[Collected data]
--- BEGIN ---
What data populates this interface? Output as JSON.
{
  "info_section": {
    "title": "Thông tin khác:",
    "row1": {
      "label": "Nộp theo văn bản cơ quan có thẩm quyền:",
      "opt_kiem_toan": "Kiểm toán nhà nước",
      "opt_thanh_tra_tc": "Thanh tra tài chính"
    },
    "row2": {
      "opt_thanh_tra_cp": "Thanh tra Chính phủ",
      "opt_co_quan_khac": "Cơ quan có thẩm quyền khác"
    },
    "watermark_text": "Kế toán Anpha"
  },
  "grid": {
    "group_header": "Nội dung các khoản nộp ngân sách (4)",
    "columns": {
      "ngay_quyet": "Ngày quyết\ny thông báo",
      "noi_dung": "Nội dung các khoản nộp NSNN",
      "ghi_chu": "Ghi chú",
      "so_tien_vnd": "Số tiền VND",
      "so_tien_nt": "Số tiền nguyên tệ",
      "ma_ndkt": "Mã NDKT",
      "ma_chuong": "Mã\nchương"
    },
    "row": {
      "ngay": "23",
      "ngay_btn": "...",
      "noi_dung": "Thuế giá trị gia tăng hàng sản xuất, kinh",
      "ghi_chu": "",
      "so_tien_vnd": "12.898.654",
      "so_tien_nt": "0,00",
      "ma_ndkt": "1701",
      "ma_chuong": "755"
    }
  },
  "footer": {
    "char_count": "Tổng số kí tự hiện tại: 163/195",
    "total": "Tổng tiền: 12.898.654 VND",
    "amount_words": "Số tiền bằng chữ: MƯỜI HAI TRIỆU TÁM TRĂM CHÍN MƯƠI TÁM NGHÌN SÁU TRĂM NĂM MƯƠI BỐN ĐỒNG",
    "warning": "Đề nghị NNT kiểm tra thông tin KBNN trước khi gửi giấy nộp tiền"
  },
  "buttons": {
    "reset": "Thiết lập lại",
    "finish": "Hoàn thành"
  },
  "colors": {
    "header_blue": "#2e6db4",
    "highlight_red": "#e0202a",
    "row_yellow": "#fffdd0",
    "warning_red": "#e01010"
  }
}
--- END ---
_Written instruction_
What is the number of lines in the listing above that contain the string "khoản"? Give only the number.

_Task response_
2